**Record excerpts**
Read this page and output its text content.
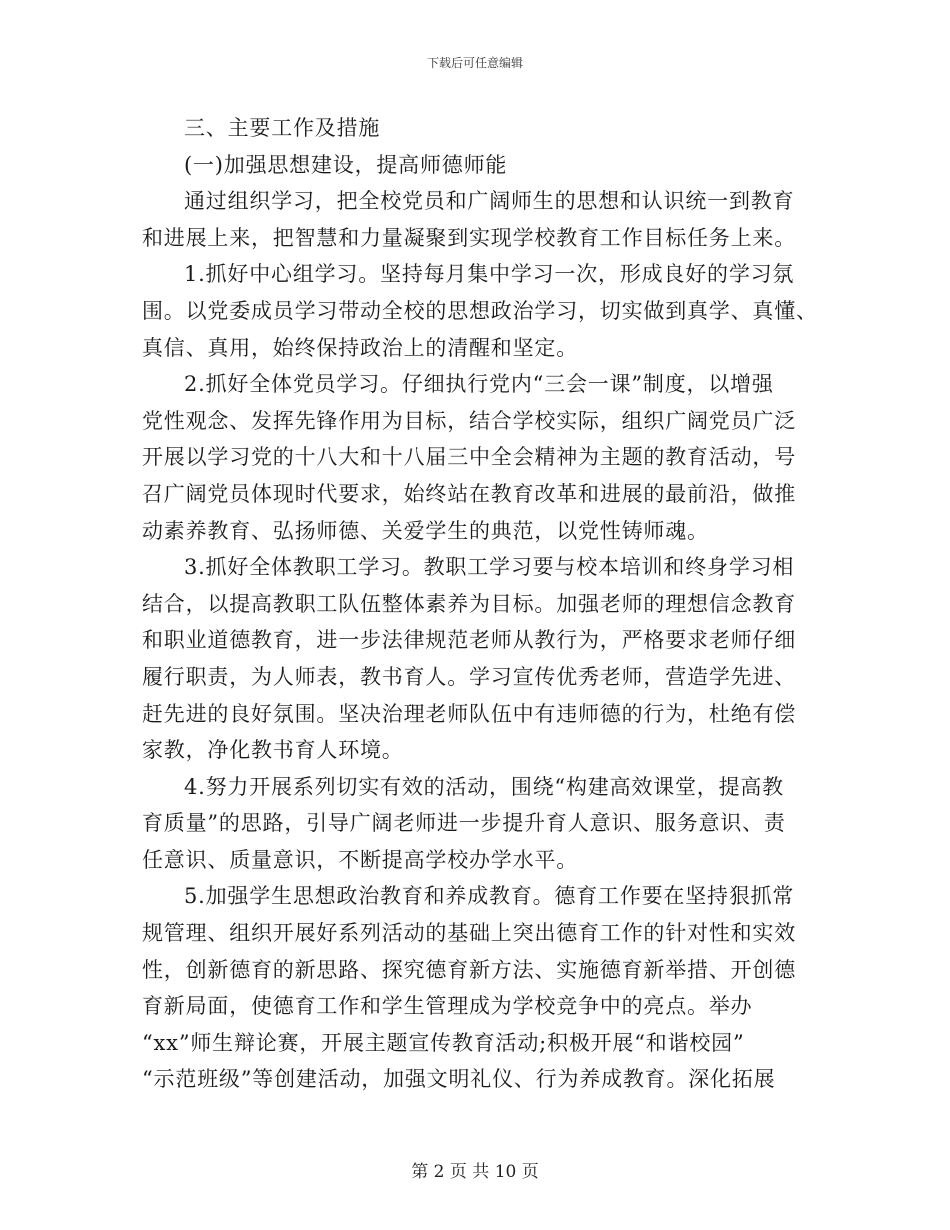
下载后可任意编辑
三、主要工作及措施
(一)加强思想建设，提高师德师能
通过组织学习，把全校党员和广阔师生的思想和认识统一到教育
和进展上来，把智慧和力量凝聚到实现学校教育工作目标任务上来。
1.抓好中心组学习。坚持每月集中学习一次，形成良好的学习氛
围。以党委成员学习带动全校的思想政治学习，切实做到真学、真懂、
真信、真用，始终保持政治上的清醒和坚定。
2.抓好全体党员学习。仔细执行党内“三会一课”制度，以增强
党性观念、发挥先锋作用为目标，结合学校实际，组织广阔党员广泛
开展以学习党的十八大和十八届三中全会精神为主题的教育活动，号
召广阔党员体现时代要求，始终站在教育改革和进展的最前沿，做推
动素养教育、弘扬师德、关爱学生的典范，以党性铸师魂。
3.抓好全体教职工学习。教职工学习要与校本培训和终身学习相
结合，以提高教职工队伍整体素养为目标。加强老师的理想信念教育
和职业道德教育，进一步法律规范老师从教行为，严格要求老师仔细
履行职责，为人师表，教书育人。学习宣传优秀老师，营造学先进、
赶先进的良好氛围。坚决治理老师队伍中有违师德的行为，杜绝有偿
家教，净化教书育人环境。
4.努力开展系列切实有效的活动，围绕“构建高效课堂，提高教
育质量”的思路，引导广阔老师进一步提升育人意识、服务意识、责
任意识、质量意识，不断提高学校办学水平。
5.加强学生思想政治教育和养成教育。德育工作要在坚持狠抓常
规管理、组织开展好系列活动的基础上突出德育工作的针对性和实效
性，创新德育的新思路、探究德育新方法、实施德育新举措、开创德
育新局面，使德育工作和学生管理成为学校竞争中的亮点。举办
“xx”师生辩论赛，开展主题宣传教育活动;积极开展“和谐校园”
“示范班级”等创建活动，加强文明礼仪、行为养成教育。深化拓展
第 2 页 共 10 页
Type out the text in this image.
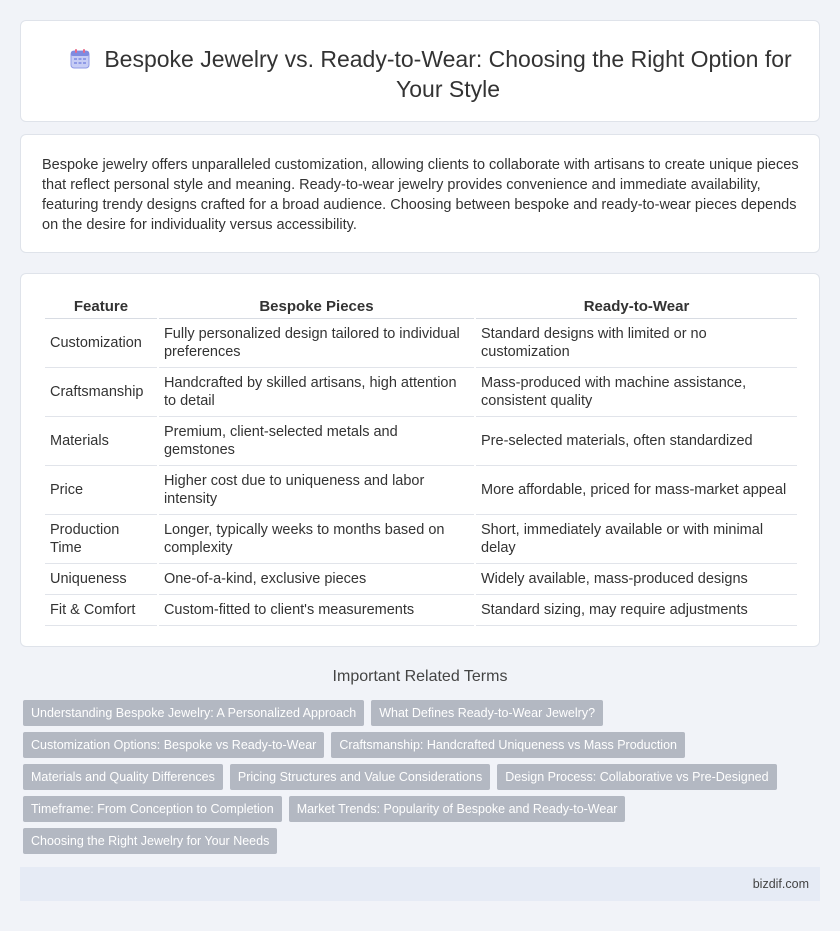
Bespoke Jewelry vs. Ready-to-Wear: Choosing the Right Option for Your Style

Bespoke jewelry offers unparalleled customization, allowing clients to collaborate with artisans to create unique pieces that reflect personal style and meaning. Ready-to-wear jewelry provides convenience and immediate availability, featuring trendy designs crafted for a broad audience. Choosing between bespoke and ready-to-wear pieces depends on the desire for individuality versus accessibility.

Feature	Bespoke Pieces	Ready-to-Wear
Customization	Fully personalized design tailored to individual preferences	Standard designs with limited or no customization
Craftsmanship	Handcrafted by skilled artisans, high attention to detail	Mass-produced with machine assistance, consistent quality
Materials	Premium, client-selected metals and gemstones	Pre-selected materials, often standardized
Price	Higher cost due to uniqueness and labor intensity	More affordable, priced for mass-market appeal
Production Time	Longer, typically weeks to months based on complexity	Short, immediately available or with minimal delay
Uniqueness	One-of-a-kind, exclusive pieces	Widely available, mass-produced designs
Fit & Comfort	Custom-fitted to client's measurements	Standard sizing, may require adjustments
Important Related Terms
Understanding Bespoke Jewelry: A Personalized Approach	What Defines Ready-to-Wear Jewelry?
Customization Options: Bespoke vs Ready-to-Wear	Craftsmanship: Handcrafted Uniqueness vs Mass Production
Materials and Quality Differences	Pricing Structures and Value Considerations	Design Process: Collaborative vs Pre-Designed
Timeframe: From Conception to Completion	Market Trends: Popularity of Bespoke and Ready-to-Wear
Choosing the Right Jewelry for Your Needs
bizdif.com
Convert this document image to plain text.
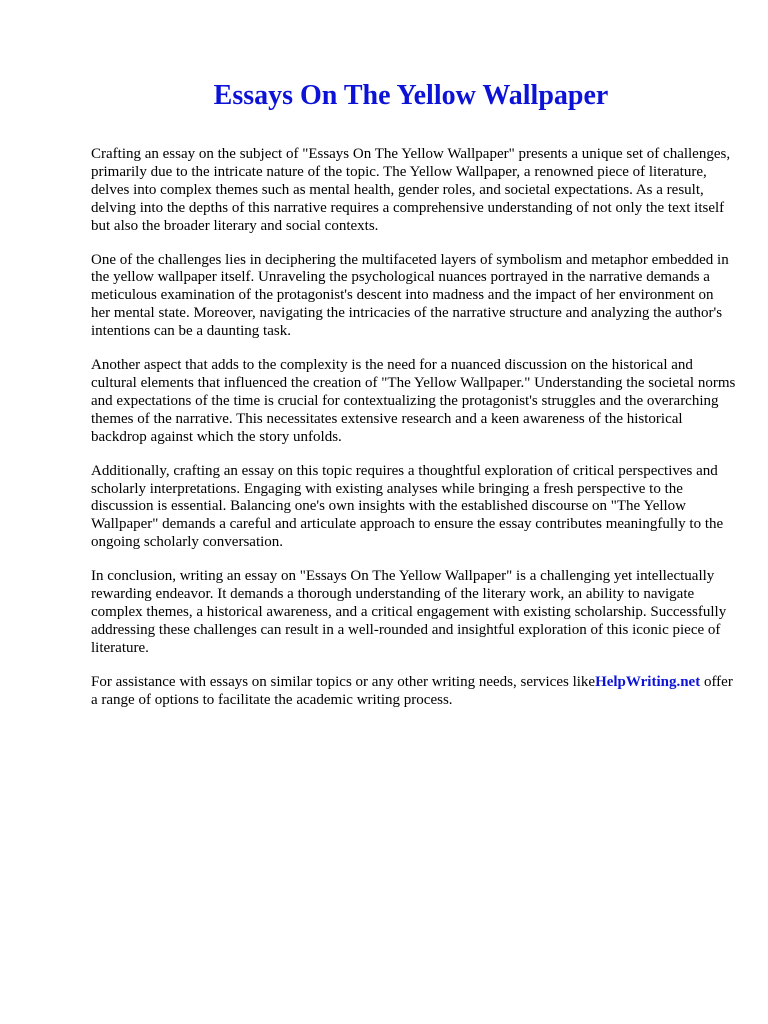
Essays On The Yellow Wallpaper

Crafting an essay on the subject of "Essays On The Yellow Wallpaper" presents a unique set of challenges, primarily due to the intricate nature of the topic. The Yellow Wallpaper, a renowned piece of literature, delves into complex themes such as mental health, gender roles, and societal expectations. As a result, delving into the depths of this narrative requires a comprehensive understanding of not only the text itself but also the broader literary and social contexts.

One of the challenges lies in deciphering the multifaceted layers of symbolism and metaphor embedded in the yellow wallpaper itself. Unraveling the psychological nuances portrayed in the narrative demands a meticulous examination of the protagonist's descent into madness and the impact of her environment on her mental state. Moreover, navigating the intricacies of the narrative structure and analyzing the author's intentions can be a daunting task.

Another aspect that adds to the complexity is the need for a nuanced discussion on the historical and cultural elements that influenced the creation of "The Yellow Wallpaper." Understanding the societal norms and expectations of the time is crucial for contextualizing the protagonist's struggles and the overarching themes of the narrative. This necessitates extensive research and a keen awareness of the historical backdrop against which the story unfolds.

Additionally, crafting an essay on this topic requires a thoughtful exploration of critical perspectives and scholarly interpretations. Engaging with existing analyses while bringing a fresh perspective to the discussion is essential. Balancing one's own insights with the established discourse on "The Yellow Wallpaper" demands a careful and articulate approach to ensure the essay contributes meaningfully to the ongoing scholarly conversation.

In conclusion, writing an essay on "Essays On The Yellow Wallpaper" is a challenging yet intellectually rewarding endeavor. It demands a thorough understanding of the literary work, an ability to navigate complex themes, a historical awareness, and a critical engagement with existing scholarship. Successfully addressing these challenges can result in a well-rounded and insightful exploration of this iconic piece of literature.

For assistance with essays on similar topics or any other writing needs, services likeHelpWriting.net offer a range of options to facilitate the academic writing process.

**Short exercise**
Make an exact copy of the whole listing, but don't bring over any pictures.

**Response below**
Read this page and output its text content.
下载后可任意编辑
三、主要工作及措施
(一)加强思想建设，提高师德师能
通过组织学习，把全校党员和广阔师生的思想和认识统一到教育
和进展上来，把智慧和力量凝聚到实现学校教育工作目标任务上来。
1.抓好中心组学习。坚持每月集中学习一次，形成良好的学习氛
围。以党委成员学习带动全校的思想政治学习，切实做到真学、真懂、
真信、真用，始终保持政治上的清醒和坚定。
2.抓好全体党员学习。仔细执行党内“三会一课”制度，以增强
党性观念、发挥先锋作用为目标，结合学校实际，组织广阔党员广泛
开展以学习党的十八大和十八届三中全会精神为主题的教育活动，号
召广阔党员体现时代要求，始终站在教育改革和进展的最前沿，做推
动素养教育、弘扬师德、关爱学生的典范，以党性铸师魂。
3.抓好全体教职工学习。教职工学习要与校本培训和终身学习相
结合，以提高教职工队伍整体素养为目标。加强老师的理想信念教育
和职业道德教育，进一步法律规范老师从教行为，严格要求老师仔细
履行职责，为人师表，教书育人。学习宣传优秀老师，营造学先进、
赶先进的良好氛围。坚决治理老师队伍中有违师德的行为，杜绝有偿
家教，净化教书育人环境。
4.努力开展系列切实有效的活动，围绕“构建高效课堂，提高教
育质量”的思路，引导广阔老师进一步提升育人意识、服务意识、责
任意识、质量意识，不断提高学校办学水平。
5.加强学生思想政治教育和养成教育。德育工作要在坚持狠抓常
规管理、组织开展好系列活动的基础上突出德育工作的针对性和实效
性，创新德育的新思路、探究德育新方法、实施德育新举措、开创德
育新局面，使德育工作和学生管理成为学校竞争中的亮点。举办
“xx”师生辩论赛，开展主题宣传教育活动;积极开展“和谐校园”
“示范班级”等创建活动，加强文明礼仪、行为养成教育。深化拓展
第 2 页 共 10 页
Type out the text in this image.
Bespoke Jewelry vs. Ready-to-Wear: Choosing the Right Option for Your Style

Bespoke jewelry offers unparalleled customization, allowing clients to collaborate with artisans to create unique pieces that reflect personal style and meaning. Ready-to-wear jewelry provides convenience and immediate availability, featuring trendy designs crafted for a broad audience. Choosing between bespoke and ready-to-wear pieces depends on the desire for individuality versus accessibility.

Feature	Bespoke Pieces	Ready-to-Wear
Customization	Fully personalized design tailored to individual preferences	Standard designs with limited or no customization
Craftsmanship	Handcrafted by skilled artisans, high attention to detail	Mass-produced with machine assistance, consistent quality
Materials	Premium, client-selected metals and gemstones	Pre-selected materials, often standardized
Price	Higher cost due to uniqueness and labor intensity	More affordable, priced for mass-market appeal
Production Time	Longer, typically weeks to months based on complexity	Short, immediately available or with minimal delay
Uniqueness	One-of-a-kind, exclusive pieces	Widely available, mass-produced designs
Fit & Comfort	Custom-fitted to client's measurements	Standard sizing, may require adjustments
Important Related Terms
Understanding Bespoke Jewelry: A Personalized Approach	What Defines Ready-to-Wear Jewelry?
Customization Options: Bespoke vs Ready-to-Wear	Craftsmanship: Handcrafted Uniqueness vs Mass Production
Materials and Quality Differences	Pricing Structures and Value Considerations	Design Process: Collaborative vs Pre-Designed
Timeframe: From Conception to Completion	Market Trends: Popularity of Bespoke and Ready-to-Wear
Choosing the Right Jewelry for Your Needs
bizdif.com
Convert this document image to plain text.
Essays On The Yellow Wallpaper

Crafting an essay on the subject of "Essays On The Yellow Wallpaper" presents a unique set of challenges, primarily due to the intricate nature of the topic. The Yellow Wallpaper, a renowned piece of literature, delves into complex themes such as mental health, gender roles, and societal expectations. As a result, delving into the depths of this narrative requires a comprehensive understanding of not only the text itself but also the broader literary and social contexts.

One of the challenges lies in deciphering the multifaceted layers of symbolism and metaphor embedded in the yellow wallpaper itself. Unraveling the psychological nuances portrayed in the narrative demands a meticulous examination of the protagonist's descent into madness and the impact of her environment on her mental state. Moreover, navigating the intricacies of the narrative structure and analyzing the author's intentions can be a daunting task.

Another aspect that adds to the complexity is the need for a nuanced discussion on the historical and cultural elements that influenced the creation of "The Yellow Wallpaper." Understanding the societal norms and expectations of the time is crucial for contextualizing the protagonist's struggles and the overarching themes of the narrative. This necessitates extensive research and a keen awareness of the historical backdrop against which the story unfolds.

Additionally, crafting an essay on this topic requires a thoughtful exploration of critical perspectives and scholarly interpretations. Engaging with existing analyses while bringing a fresh perspective to the discussion is essential. Balancing one's own insights with the established discourse on "The Yellow Wallpaper" demands a careful and articulate approach to ensure the essay contributes meaningfully to the ongoing scholarly conversation.

In conclusion, writing an essay on "Essays On The Yellow Wallpaper" is a challenging yet intellectually rewarding endeavor. It demands a thorough understanding of the literary work, an ability to navigate complex themes, a historical awareness, and a critical engagement with existing scholarship. Successfully addressing these challenges can result in a well-rounded and insightful exploration of this iconic piece of literature.

For assistance with essays on similar topics or any other writing needs, services likeHelpWriting.net offer a range of options to facilitate the academic writing process.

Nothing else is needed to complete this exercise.